_Dataset rows_
---------------
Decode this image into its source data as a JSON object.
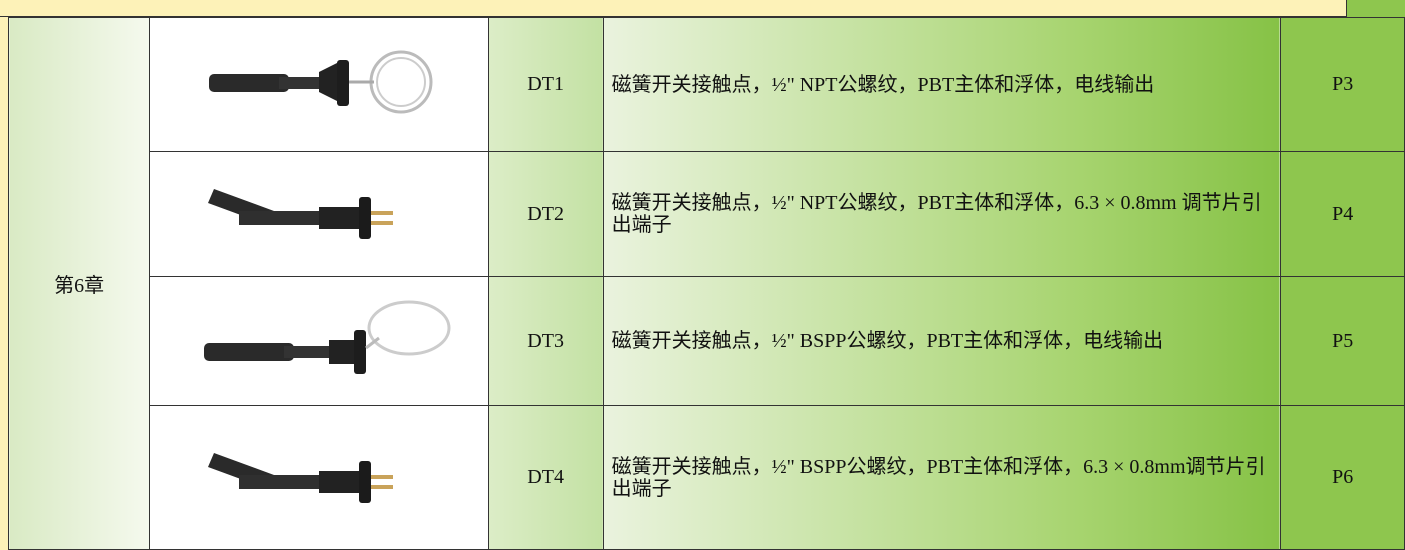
{
  "chapter": "第6章",
  "rows": [
    {
      "code": "DT1",
      "description": "磁簧开关接触点，½\" NPT公螺纹，PBT主体和浮体，电线输出",
      "page": "P3"
    },
    {
      "code": "DT2",
      "description": "磁簧开关接触点，½\" NPT公螺纹，PBT主体和浮体，6.3 × 0.8mm 调节片引出端子",
      "page": "P4"
    },
    {
      "code": "DT3",
      "description": "磁簧开关接触点，½\" BSPP公螺纹，PBT主体和浮体，电线输出",
      "page": "P5"
    },
    {
      "code": "DT4",
      "description": "磁簧开关接触点，½\" BSPP公螺纹，PBT主体和浮体，6.3 × 0.8mm调节片引出端子",
      "page": "P6"
    }
  ]
}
---------------
_STATED EXERCISE_
Reproduce the records, all of them, word for word; omit the pictures.

_WRITTEN SOLUTION_
Decode this image into its source data as a JSON object.
{
  "chapter": "第6章",
  "rows": [
    {
      "code": "DT1",
      "description": "磁簧开关接触点，½\" NPT公螺纹，PBT主体和浮体，电线输出",
      "page": "P3"
    },
    {
      "code": "DT2",
      "description": "磁簧开关接触点，½\" NPT公螺纹，PBT主体和浮体，6.3 × 0.8mm 调节片引出端子",
      "page": "P4"
    },
    {
      "code": "DT3",
      "description": "磁簧开关接触点，½\" BSPP公螺纹，PBT主体和浮体，电线输出",
      "page": "P5"
    },
    {
      "code": "DT4",
      "description": "磁簧开关接触点，½\" BSPP公螺纹，PBT主体和浮体，6.3 × 0.8mm调节片引出端子",
      "page": "P6"
    }
  ]
}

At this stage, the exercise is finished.